§ **What to work on**:
Pull out all lines from the listing below in which the word "losses" appears.

■ ■ ■

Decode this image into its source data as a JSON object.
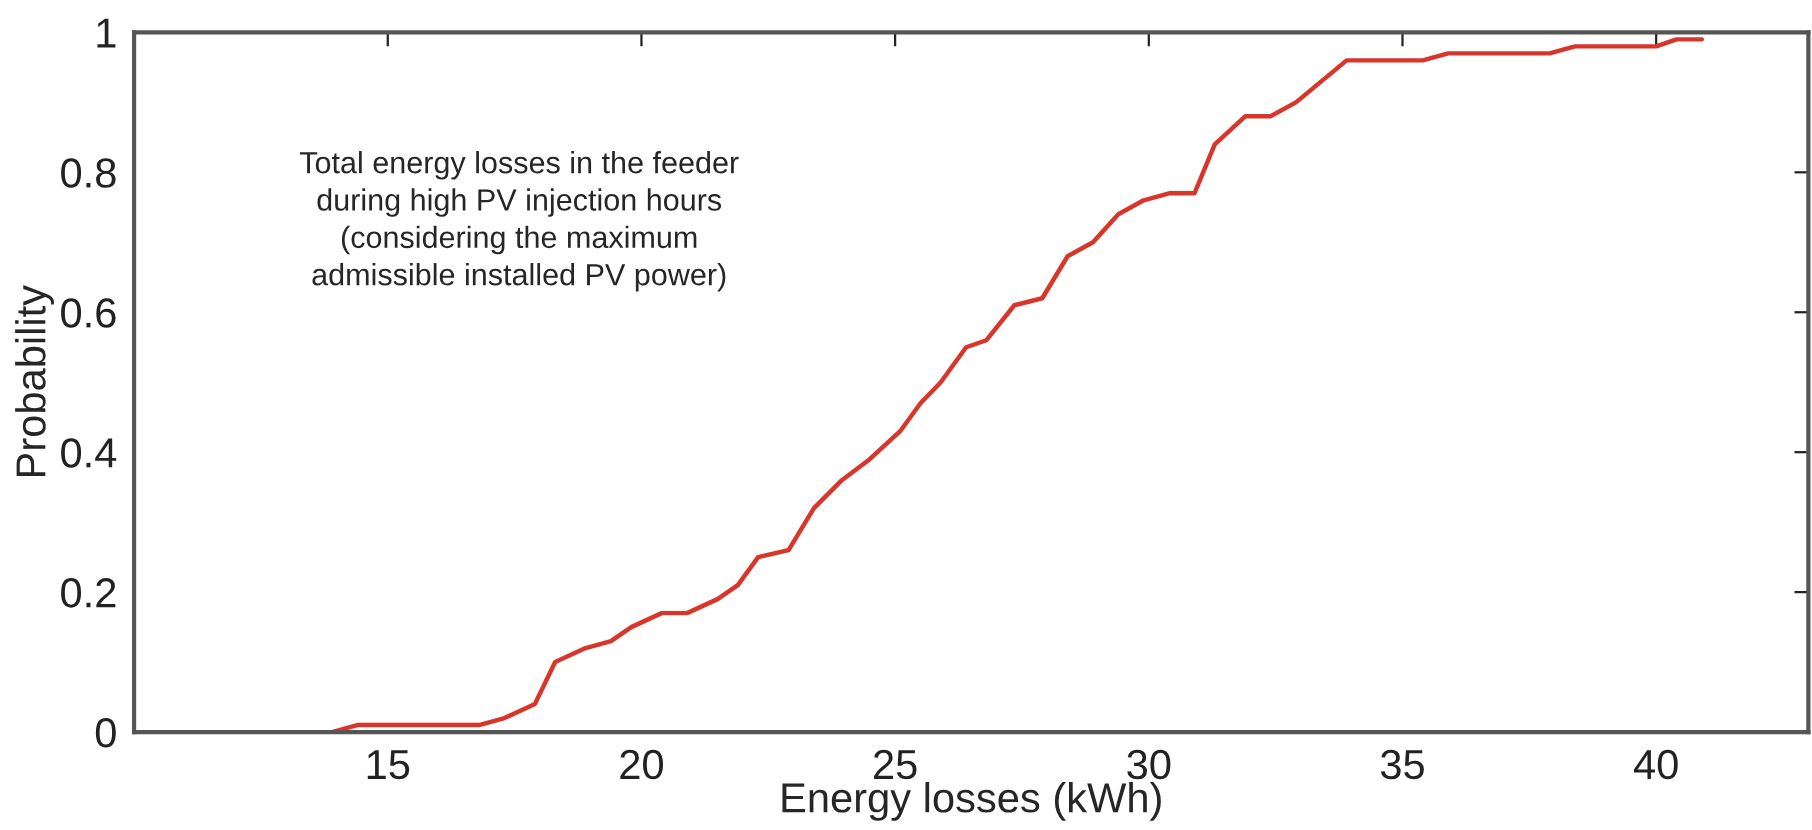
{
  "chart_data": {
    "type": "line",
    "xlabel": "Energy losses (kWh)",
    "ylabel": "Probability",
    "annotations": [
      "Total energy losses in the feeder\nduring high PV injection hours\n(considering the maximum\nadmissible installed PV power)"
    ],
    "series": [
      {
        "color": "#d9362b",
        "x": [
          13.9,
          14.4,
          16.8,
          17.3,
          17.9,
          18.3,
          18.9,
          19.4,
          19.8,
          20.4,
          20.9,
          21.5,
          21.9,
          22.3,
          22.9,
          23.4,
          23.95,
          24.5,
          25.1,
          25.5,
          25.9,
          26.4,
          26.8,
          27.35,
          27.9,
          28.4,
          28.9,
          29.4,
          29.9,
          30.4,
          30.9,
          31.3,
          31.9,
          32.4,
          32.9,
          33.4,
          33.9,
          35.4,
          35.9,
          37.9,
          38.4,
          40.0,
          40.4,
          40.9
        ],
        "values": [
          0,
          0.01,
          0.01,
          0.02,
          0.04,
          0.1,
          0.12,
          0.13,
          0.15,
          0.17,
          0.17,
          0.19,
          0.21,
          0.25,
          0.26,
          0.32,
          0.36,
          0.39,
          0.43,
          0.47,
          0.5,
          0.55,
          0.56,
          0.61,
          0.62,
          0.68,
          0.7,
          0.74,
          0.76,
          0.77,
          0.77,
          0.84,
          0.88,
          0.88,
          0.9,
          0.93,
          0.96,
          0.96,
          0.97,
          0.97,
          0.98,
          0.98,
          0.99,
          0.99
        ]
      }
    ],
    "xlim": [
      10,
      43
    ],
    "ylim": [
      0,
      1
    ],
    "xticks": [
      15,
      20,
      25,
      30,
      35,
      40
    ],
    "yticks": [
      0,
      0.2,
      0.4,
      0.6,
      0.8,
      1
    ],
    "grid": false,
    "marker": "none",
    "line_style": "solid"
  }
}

■ ■ ■

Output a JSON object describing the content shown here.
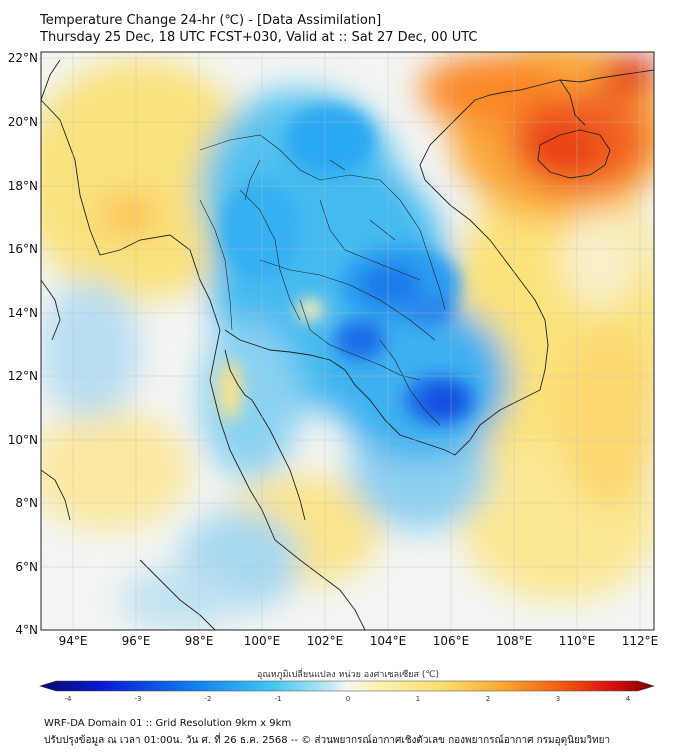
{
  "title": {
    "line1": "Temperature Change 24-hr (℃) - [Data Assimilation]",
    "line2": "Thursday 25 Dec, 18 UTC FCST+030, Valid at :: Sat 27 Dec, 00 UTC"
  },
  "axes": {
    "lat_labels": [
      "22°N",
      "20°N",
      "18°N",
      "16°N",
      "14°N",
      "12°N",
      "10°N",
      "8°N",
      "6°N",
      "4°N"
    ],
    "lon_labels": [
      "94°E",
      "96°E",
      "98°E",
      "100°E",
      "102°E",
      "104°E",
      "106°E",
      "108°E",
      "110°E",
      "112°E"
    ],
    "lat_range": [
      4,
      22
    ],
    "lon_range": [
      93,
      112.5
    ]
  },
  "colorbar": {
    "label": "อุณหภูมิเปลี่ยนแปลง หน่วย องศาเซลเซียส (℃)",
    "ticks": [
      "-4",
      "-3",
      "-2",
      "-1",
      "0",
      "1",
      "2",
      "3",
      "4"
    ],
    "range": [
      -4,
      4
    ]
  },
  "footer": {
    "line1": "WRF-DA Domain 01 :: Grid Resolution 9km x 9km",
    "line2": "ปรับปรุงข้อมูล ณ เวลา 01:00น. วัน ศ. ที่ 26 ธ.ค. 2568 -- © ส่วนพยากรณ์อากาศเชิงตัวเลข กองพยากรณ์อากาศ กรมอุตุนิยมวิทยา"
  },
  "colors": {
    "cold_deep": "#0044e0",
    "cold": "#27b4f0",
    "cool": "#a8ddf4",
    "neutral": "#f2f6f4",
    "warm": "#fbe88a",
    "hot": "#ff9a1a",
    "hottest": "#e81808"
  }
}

■ ■ ■

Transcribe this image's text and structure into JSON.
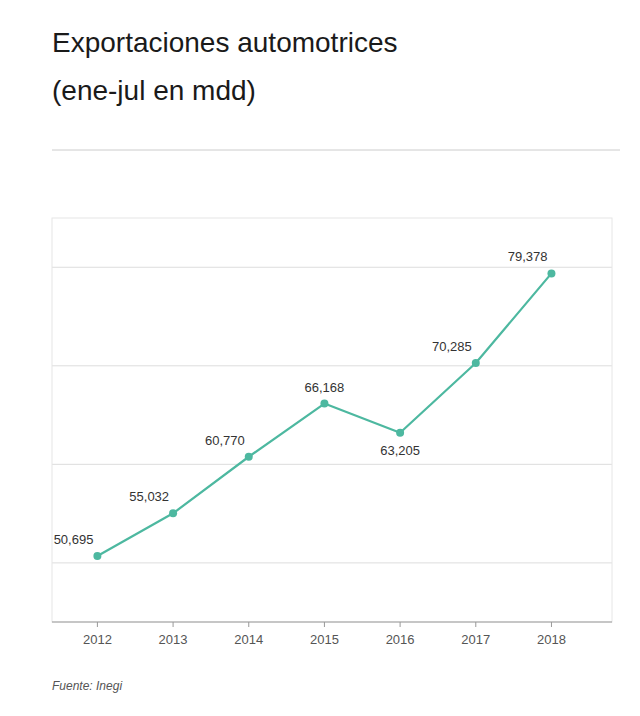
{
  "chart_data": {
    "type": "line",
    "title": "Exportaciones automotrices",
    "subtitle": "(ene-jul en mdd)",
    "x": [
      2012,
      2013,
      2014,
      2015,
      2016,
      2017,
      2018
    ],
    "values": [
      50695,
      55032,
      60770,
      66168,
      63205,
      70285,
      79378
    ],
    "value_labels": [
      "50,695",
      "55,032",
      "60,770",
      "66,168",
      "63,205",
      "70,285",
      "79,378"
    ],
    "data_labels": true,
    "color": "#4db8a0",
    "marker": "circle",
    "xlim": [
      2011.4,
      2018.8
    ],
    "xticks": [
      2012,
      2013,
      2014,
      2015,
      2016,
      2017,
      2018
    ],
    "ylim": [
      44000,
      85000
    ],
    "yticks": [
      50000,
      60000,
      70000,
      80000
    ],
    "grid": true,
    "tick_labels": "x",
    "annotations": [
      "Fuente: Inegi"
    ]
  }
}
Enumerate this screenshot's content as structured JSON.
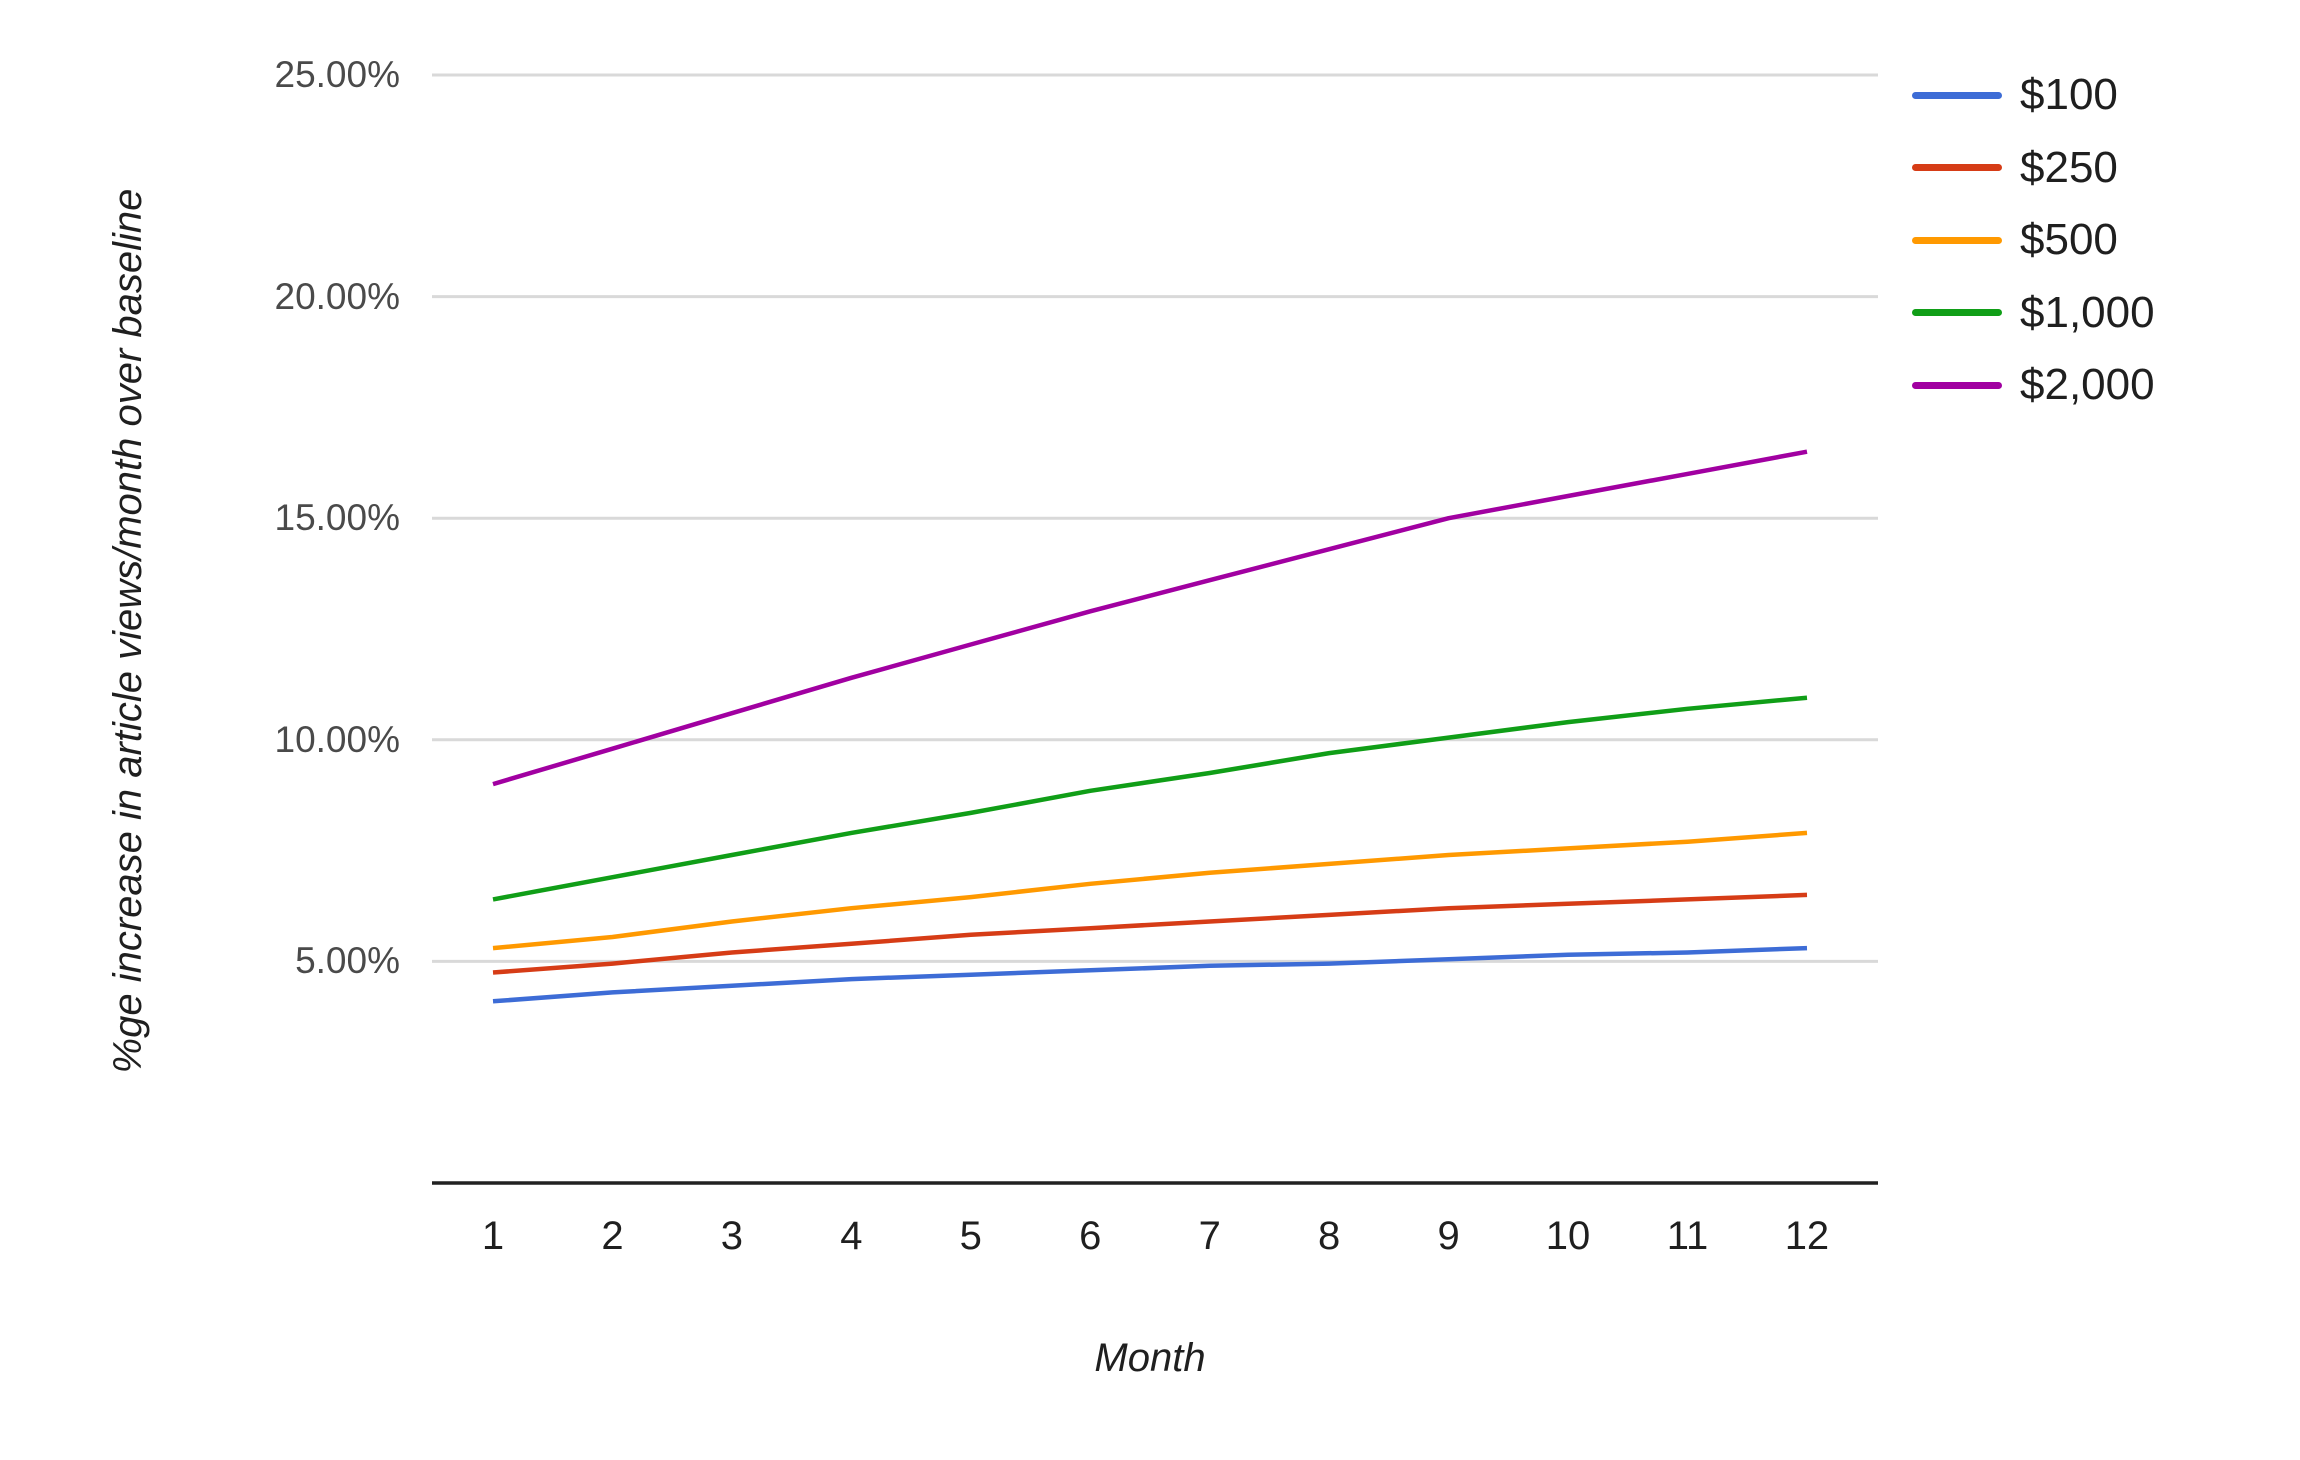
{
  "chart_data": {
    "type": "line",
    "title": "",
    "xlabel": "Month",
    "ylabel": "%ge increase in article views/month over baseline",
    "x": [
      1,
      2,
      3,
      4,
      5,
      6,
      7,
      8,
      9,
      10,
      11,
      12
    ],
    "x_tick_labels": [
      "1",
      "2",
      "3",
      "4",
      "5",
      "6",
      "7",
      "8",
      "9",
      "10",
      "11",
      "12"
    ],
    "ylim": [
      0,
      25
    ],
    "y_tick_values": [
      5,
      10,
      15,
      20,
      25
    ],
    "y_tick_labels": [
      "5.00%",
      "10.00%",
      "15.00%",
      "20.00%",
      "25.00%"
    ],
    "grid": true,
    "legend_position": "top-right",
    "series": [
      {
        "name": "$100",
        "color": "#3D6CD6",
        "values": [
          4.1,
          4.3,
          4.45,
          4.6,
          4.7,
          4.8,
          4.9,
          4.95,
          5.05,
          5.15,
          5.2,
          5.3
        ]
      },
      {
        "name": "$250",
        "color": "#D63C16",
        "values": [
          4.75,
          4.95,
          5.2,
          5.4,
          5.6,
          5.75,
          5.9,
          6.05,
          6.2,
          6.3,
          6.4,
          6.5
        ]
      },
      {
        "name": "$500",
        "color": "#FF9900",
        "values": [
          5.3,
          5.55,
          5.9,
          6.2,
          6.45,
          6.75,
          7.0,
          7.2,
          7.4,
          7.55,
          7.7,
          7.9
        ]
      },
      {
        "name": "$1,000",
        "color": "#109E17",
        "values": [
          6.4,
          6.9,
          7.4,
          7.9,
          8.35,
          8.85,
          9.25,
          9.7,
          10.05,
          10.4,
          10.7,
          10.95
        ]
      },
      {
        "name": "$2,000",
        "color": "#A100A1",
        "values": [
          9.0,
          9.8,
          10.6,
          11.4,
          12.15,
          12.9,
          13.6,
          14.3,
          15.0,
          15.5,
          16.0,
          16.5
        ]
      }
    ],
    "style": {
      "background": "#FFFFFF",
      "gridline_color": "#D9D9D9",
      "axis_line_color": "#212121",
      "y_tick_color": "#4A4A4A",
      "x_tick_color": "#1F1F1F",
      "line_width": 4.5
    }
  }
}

■ ■ ■

§ **The reply**:
    "xlabel": "Energy losses (kWh)",
      "Total energy losses in the feeder\nduring high PV injection hours\n(considering the maximum\nadmissible installed PV power)"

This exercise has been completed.